Can you transcribe the data exactly? Leave the pictures out.

************

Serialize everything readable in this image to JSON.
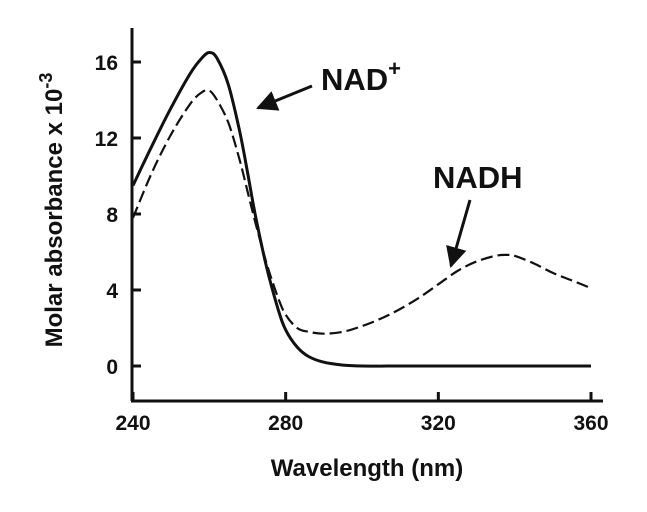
{
  "chart_data": {
    "type": "line",
    "title": "",
    "xlabel": "Wavelength (nm)",
    "ylabel": "Molar absorbance x 10",
    "ylabel_exponent": "-3",
    "xlim": [
      240,
      360
    ],
    "ylim": [
      -1.8,
      17.8
    ],
    "xticks": [
      240,
      280,
      320,
      360
    ],
    "xtick_labels": [
      "240",
      "280",
      "320",
      "360"
    ],
    "yticks": [
      0,
      4,
      8,
      12,
      16
    ],
    "ytick_labels": [
      "0",
      "4",
      "8",
      "12",
      "16"
    ],
    "grid": false,
    "legend": "none",
    "series": [
      {
        "name": "NAD",
        "name_superscript": "+",
        "style": "solid",
        "color": "#111111",
        "x": [
          240,
          245,
          250,
          255,
          258,
          260,
          262,
          265,
          268,
          270,
          272,
          275,
          278,
          280,
          283,
          286,
          290,
          295,
          300,
          310,
          320,
          330,
          340,
          350,
          360
        ],
        "y": [
          9.5,
          11.6,
          13.6,
          15.4,
          16.2,
          16.5,
          16.2,
          14.8,
          12.3,
          10.2,
          8.0,
          5.2,
          3.0,
          1.9,
          1.0,
          0.5,
          0.2,
          0.05,
          0,
          0,
          0,
          0,
          0,
          0,
          0
        ]
      },
      {
        "name": "NADH",
        "style": "dashed",
        "color": "#111111",
        "x": [
          240,
          245,
          250,
          255,
          258,
          260,
          262,
          265,
          268,
          270,
          272,
          275,
          278,
          280,
          283,
          286,
          290,
          295,
          300,
          305,
          310,
          315,
          320,
          325,
          330,
          335,
          338,
          340,
          345,
          350,
          355,
          360
        ],
        "y": [
          7.8,
          10.2,
          12.2,
          13.8,
          14.4,
          14.5,
          14.0,
          12.8,
          10.8,
          9.2,
          7.6,
          5.4,
          3.6,
          2.7,
          2.0,
          1.8,
          1.7,
          1.8,
          2.1,
          2.5,
          3.0,
          3.6,
          4.3,
          5.0,
          5.5,
          5.8,
          5.85,
          5.8,
          5.4,
          4.9,
          4.5,
          4.1
        ]
      }
    ],
    "annotations": [
      {
        "text": "NAD",
        "superscript": "+",
        "points_to": "NAD",
        "target": [
          270,
          13.4
        ]
      },
      {
        "text": "NADH",
        "points_to": "NADH",
        "target": [
          322,
          5.2
        ]
      }
    ]
  }
}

************

> _RESPONSE TO THE EXERCISE_:
Serialize everything readable in this image to JSON.
{
  "chart_data": {
    "type": "line",
    "title": "",
    "xlabel": "Wavelength (nm)",
    "ylabel": "Molar absorbance x 10",
    "ylabel_exponent": "-3",
    "xlim": [
      240,
      360
    ],
    "ylim": [
      -1.8,
      17.8
    ],
    "xticks": [
      240,
      280,
      320,
      360
    ],
    "xtick_labels": [
      "240",
      "280",
      "320",
      "360"
    ],
    "yticks": [
      0,
      4,
      8,
      12,
      16
    ],
    "ytick_labels": [
      "0",
      "4",
      "8",
      "12",
      "16"
    ],
    "grid": false,
    "legend": "none",
    "series": [
      {
        "name": "NAD",
        "name_superscript": "+",
        "style": "solid",
        "color": "#111111",
        "x": [
          240,
          245,
          250,
          255,
          258,
          260,
          262,
          265,
          268,
          270,
          272,
          275,
          278,
          280,
          283,
          286,
          290,
          295,
          300,
          310,
          320,
          330,
          340,
          350,
          360
        ],
        "y": [
          9.5,
          11.6,
          13.6,
          15.4,
          16.2,
          16.5,
          16.2,
          14.8,
          12.3,
          10.2,
          8.0,
          5.2,
          3.0,
          1.9,
          1.0,
          0.5,
          0.2,
          0.05,
          0,
          0,
          0,
          0,
          0,
          0,
          0
        ]
      },
      {
        "name": "NADH",
        "style": "dashed",
        "color": "#111111",
        "x": [
          240,
          245,
          250,
          255,
          258,
          260,
          262,
          265,
          268,
          270,
          272,
          275,
          278,
          280,
          283,
          286,
          290,
          295,
          300,
          305,
          310,
          315,
          320,
          325,
          330,
          335,
          338,
          340,
          345,
          350,
          355,
          360
        ],
        "y": [
          7.8,
          10.2,
          12.2,
          13.8,
          14.4,
          14.5,
          14.0,
          12.8,
          10.8,
          9.2,
          7.6,
          5.4,
          3.6,
          2.7,
          2.0,
          1.8,
          1.7,
          1.8,
          2.1,
          2.5,
          3.0,
          3.6,
          4.3,
          5.0,
          5.5,
          5.8,
          5.85,
          5.8,
          5.4,
          4.9,
          4.5,
          4.1
        ]
      }
    ],
    "annotations": [
      {
        "text": "NAD",
        "superscript": "+",
        "points_to": "NAD",
        "target": [
          270,
          13.4
        ]
      },
      {
        "text": "NADH",
        "points_to": "NADH",
        "target": [
          322,
          5.2
        ]
      }
    ]
  }
}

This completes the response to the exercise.